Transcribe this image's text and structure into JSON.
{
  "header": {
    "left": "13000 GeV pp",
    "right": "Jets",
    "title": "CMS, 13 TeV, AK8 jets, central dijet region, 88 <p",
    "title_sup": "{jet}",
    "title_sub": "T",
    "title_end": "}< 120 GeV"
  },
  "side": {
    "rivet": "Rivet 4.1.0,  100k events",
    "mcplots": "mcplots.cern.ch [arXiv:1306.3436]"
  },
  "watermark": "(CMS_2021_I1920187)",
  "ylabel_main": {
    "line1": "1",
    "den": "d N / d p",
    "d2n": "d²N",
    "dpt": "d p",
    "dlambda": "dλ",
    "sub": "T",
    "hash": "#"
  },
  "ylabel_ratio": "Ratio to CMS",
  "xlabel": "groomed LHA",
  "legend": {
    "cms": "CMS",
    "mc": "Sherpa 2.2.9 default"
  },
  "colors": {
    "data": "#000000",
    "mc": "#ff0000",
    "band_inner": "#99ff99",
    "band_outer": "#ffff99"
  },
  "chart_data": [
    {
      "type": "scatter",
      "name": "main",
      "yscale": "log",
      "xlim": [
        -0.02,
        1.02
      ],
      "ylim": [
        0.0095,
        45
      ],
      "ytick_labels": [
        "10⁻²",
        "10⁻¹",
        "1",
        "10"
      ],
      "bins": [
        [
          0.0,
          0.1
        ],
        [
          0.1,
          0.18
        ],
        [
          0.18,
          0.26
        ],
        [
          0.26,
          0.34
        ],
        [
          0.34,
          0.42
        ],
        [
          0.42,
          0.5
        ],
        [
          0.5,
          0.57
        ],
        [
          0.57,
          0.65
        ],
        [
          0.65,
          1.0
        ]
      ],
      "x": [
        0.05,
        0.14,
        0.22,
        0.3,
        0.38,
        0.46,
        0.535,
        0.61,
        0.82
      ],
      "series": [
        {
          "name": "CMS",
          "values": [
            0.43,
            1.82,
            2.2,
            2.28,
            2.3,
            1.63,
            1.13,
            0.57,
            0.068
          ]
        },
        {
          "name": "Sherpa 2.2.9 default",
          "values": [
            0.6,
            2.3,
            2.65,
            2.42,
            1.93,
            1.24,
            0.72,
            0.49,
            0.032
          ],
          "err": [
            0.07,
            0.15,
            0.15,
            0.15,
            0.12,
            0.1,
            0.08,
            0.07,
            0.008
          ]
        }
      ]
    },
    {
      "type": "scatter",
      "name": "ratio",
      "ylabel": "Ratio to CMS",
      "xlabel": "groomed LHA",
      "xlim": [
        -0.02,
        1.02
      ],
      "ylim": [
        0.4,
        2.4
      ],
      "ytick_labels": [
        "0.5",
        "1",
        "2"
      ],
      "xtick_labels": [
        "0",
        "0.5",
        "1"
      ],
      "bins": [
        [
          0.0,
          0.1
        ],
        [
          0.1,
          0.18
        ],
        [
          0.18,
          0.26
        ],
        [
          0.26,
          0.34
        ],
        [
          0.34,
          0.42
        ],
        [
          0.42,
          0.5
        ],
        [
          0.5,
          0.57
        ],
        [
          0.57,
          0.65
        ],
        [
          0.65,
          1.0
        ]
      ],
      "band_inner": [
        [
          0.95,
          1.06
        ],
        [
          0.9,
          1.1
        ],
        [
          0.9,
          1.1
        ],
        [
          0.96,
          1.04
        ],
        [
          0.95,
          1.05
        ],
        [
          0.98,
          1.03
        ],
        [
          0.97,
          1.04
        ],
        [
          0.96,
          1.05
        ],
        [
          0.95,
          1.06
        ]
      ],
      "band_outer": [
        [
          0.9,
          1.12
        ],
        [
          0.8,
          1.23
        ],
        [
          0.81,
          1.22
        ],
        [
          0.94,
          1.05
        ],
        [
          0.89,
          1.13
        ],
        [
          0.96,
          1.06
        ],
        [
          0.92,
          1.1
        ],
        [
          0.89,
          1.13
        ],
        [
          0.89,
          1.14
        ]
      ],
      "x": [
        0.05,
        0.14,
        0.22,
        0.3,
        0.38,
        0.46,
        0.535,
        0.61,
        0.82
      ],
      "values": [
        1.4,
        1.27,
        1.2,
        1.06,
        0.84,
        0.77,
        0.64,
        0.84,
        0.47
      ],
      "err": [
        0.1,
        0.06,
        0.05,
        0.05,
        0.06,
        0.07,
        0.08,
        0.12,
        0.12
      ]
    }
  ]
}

+--

Locate all lines in the listing above with the word "groomed". Copy them.

  "xlabel": "groomed LHA",
      "xlabel": "groomed LHA",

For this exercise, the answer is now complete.